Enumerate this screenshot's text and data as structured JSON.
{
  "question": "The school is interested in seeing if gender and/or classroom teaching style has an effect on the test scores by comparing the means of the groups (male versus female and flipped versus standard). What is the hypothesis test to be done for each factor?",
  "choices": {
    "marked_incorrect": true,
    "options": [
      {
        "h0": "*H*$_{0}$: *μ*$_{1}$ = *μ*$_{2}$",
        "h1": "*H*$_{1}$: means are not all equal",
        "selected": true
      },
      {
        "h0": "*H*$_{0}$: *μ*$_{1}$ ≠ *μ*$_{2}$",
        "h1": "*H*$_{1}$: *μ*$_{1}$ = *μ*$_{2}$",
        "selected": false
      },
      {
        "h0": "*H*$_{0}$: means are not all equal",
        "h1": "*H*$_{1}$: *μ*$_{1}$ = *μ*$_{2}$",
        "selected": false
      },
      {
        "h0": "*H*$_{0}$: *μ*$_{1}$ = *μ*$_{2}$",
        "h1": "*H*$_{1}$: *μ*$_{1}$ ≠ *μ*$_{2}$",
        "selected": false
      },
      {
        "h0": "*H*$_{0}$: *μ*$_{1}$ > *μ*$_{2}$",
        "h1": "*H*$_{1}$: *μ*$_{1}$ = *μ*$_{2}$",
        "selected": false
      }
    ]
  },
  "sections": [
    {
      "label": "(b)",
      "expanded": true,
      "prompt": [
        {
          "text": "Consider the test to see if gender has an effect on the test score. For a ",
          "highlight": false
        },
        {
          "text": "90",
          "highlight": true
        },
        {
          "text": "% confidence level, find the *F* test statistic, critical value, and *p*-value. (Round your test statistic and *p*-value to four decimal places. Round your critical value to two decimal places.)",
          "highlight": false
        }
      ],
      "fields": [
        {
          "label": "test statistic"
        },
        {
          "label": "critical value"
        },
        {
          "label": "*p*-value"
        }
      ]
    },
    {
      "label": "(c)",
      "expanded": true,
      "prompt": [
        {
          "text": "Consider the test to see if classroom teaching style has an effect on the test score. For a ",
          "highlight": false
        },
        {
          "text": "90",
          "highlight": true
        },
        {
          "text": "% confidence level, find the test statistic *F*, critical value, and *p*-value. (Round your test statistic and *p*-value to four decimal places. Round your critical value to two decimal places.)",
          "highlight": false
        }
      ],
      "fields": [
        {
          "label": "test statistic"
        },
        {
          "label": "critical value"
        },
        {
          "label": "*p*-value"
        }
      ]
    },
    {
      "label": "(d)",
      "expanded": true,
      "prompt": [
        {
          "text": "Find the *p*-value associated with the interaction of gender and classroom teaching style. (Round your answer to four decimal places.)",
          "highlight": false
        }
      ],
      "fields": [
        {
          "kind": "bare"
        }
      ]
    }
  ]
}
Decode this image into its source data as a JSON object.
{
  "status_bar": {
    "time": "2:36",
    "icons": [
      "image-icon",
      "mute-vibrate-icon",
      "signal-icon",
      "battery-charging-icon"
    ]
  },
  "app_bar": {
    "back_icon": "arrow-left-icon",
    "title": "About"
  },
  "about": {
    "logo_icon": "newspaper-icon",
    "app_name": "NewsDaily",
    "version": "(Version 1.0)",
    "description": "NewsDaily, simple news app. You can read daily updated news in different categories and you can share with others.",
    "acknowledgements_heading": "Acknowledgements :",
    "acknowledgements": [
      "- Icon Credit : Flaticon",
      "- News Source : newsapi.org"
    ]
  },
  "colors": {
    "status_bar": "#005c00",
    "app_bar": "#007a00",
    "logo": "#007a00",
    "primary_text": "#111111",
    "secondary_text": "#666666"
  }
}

====

§ **GIVEN INSTRUCTION**
In the listing, find every line containing the word "image" and list it.

§ **FINISHED ANSWER**
Decode this image into its source data as a JSON object.
      "image-icon",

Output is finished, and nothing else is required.